_Set problem_
Which lines below hold the word "Home"? Report each one.

━━ Source material

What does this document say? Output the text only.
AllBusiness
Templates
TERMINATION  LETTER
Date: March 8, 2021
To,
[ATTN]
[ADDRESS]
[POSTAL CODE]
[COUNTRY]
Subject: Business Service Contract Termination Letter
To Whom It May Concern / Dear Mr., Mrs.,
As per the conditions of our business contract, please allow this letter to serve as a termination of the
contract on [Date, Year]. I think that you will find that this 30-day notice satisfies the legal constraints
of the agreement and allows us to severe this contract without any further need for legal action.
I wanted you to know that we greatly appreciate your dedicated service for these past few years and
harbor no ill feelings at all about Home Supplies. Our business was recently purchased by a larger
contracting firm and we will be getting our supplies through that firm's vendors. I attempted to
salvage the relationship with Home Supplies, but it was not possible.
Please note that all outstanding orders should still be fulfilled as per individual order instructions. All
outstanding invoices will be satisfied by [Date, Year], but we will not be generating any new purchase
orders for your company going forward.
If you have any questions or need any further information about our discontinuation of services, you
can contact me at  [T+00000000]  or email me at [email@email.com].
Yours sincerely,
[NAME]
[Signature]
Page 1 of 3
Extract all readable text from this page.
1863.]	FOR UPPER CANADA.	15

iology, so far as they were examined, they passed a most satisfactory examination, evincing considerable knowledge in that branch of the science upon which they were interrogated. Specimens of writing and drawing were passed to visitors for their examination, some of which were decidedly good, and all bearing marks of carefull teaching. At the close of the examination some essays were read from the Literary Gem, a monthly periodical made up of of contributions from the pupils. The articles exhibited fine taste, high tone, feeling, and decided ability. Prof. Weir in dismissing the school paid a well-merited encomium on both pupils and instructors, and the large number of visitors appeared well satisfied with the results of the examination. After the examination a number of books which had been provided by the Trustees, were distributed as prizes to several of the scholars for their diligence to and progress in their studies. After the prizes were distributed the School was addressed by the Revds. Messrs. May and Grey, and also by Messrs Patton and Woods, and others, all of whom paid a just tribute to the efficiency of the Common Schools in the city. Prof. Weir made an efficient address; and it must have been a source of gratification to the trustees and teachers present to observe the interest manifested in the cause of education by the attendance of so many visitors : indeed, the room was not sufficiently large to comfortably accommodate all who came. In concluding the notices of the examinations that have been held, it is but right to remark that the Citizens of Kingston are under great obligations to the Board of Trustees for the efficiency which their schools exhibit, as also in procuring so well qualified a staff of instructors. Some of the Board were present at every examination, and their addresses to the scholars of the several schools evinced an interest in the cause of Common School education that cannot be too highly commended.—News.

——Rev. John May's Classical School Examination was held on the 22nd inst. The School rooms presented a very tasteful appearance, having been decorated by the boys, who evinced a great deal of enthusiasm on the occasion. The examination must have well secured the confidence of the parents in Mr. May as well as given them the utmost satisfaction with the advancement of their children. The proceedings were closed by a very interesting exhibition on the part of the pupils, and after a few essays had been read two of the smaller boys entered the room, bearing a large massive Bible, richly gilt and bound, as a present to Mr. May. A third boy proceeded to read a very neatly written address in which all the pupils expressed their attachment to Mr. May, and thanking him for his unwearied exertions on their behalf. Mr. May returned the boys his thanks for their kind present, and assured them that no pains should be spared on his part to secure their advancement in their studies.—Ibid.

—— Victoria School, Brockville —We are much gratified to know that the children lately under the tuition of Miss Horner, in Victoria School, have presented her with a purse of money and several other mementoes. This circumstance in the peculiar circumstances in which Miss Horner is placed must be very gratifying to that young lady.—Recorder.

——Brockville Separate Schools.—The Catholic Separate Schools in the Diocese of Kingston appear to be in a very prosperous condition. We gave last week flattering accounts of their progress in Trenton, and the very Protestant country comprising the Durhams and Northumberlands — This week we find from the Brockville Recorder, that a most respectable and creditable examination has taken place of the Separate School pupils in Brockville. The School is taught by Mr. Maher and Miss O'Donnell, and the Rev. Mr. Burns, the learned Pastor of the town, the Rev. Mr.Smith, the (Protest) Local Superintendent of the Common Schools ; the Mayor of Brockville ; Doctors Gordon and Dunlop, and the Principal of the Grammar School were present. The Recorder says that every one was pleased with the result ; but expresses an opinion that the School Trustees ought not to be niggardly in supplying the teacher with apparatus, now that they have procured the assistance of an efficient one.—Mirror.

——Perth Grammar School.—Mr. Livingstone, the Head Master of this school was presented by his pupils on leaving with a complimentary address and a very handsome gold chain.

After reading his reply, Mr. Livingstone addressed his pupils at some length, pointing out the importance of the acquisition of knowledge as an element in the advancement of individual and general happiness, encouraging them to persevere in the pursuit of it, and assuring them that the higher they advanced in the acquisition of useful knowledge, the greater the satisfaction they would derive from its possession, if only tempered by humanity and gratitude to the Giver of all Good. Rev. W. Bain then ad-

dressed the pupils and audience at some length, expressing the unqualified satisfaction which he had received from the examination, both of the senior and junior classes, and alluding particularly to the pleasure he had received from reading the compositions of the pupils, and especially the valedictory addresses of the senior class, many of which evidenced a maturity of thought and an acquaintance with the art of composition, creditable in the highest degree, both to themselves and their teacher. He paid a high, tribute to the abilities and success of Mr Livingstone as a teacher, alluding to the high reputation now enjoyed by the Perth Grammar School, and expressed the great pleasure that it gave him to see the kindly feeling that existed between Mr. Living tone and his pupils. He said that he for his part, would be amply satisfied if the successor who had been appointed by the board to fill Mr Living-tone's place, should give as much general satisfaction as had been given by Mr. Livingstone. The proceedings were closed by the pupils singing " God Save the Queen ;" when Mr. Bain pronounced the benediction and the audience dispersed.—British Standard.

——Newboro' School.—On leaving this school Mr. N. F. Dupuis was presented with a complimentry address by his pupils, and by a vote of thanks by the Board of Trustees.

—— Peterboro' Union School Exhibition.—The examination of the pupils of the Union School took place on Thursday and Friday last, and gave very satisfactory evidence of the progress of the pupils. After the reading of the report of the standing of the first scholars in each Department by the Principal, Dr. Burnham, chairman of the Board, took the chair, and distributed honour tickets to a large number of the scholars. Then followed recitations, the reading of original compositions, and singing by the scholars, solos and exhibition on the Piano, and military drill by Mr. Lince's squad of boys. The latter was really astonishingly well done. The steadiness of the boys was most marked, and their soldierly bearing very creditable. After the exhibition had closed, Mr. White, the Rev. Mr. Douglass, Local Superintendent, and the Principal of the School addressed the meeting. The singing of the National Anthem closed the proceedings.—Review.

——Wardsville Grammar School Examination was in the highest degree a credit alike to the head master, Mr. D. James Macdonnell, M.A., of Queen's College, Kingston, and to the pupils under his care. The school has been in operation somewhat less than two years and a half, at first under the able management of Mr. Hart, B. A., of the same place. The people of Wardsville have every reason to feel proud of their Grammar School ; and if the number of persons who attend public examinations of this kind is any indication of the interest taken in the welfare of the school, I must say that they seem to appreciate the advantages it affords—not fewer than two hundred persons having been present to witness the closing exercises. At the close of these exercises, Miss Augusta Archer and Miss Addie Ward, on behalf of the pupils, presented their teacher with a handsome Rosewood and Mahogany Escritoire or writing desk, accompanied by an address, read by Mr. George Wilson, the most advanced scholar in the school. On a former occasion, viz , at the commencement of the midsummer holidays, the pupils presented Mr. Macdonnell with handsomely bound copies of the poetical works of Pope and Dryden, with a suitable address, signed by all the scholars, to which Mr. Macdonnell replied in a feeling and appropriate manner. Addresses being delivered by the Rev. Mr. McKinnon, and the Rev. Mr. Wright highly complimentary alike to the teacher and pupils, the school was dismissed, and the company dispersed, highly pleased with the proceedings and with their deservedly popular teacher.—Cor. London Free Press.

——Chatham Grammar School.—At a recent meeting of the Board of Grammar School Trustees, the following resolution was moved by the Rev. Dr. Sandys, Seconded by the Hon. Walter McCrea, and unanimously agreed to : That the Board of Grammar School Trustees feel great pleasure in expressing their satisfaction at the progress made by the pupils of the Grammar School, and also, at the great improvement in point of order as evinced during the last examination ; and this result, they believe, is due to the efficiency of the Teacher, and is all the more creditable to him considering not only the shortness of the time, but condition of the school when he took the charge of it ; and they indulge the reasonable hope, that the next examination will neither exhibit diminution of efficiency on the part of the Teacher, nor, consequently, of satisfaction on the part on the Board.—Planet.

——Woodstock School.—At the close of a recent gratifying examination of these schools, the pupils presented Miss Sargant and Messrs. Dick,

━━━━

_Exercise result_
harbor no ill feelings at all about Home Supplies. Our business was recently purchased by a larger
salvage the relationship with Home Supplies, but it was not possible.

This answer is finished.